• Entries:
※ ※ ※
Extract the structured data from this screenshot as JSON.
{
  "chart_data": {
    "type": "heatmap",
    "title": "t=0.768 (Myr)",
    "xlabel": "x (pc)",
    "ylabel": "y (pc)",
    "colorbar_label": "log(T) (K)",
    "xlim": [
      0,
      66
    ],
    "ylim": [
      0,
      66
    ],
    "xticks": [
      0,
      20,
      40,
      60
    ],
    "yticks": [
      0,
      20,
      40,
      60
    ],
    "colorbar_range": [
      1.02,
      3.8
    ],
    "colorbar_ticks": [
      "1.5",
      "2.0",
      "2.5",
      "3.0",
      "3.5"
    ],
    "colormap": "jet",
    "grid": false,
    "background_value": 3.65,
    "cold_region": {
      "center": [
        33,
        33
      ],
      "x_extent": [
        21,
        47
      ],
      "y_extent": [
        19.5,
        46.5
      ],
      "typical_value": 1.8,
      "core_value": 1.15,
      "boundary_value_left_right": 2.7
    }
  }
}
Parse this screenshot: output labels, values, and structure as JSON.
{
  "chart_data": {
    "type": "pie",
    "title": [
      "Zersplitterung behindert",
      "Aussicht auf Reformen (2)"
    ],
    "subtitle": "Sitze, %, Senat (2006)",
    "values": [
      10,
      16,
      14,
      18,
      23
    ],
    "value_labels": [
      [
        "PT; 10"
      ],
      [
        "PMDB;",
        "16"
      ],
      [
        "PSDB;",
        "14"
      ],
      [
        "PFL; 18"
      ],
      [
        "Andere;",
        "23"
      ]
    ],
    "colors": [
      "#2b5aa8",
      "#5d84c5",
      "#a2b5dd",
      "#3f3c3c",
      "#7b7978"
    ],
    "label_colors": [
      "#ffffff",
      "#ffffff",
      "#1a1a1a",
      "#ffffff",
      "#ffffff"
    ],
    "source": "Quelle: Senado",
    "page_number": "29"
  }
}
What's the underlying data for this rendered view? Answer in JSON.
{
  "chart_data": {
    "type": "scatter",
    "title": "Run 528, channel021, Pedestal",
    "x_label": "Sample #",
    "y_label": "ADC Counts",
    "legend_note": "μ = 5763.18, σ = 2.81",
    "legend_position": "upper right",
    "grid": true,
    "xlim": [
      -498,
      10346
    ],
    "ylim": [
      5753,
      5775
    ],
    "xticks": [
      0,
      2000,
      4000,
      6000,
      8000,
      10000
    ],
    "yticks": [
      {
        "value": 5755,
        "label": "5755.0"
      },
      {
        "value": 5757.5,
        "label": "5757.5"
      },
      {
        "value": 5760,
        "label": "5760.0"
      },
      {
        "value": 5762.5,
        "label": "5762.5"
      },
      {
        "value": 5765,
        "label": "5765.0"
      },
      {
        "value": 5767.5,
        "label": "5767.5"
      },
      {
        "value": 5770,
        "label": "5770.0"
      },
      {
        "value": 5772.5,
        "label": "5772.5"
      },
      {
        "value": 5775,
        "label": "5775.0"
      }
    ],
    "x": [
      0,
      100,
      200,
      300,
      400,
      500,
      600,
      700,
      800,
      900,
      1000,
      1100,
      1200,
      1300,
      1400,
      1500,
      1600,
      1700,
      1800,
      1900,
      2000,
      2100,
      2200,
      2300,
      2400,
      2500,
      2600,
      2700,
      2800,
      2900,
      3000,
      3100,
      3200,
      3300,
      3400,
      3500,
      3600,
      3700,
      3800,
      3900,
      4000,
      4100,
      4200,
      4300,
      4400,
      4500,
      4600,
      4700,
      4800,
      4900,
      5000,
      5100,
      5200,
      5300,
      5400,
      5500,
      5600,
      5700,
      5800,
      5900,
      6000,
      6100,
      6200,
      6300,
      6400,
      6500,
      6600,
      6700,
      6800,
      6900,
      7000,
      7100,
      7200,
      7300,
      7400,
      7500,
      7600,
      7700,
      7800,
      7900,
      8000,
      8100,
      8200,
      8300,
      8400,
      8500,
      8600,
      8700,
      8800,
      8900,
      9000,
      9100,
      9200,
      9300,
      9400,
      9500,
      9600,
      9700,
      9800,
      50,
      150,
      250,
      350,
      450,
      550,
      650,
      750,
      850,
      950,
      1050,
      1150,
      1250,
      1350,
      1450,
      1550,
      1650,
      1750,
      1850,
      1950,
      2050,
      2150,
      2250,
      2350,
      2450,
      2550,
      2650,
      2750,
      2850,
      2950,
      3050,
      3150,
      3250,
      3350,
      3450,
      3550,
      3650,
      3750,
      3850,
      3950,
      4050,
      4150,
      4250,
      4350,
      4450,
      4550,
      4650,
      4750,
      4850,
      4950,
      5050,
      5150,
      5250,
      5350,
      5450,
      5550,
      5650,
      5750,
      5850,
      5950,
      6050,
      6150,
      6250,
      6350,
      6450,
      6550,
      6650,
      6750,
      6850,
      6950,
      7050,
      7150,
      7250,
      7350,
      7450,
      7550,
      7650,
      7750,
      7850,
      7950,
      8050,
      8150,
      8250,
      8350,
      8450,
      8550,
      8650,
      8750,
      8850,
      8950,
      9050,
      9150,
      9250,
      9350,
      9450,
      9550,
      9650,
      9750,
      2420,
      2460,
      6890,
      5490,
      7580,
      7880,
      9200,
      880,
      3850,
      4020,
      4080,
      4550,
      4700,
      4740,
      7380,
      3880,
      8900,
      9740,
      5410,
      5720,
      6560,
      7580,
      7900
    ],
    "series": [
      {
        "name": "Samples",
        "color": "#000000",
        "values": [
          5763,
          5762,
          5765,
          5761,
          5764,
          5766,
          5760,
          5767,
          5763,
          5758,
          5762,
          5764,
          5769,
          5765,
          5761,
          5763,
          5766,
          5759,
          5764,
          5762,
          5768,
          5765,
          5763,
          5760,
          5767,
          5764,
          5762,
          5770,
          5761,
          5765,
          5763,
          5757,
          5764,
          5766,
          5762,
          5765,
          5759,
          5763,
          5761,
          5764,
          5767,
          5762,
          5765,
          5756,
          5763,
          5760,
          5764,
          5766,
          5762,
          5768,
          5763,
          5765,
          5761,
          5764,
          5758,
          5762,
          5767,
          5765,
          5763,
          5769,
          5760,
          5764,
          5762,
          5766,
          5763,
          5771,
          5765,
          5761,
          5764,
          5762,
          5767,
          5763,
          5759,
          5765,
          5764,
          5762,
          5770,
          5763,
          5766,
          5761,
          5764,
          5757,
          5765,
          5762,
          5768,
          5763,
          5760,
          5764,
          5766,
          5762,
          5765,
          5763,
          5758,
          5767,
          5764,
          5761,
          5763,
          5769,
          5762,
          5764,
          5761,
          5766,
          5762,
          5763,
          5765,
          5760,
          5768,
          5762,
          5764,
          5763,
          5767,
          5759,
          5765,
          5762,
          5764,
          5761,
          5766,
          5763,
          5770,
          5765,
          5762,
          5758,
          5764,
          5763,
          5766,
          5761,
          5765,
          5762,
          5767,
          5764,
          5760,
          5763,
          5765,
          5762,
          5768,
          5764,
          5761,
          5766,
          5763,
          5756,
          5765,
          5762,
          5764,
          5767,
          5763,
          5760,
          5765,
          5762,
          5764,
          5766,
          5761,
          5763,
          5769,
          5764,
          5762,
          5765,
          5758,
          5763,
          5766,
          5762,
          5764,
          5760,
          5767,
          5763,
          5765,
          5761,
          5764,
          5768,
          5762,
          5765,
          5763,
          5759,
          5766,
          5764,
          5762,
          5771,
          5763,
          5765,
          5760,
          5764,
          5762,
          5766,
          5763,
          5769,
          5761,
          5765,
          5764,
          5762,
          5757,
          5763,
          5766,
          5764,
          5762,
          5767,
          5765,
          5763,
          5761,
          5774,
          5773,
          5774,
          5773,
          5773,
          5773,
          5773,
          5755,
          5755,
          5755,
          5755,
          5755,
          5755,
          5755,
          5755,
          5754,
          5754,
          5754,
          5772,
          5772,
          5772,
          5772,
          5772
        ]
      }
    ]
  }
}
※ ※ ※
• What to produce: Check every line of the data, and copy the ones that contain "values".

• Response to the exercise:
Parse this screenshot: output labels, values, and structure as JSON.
    "values": [
        "values": [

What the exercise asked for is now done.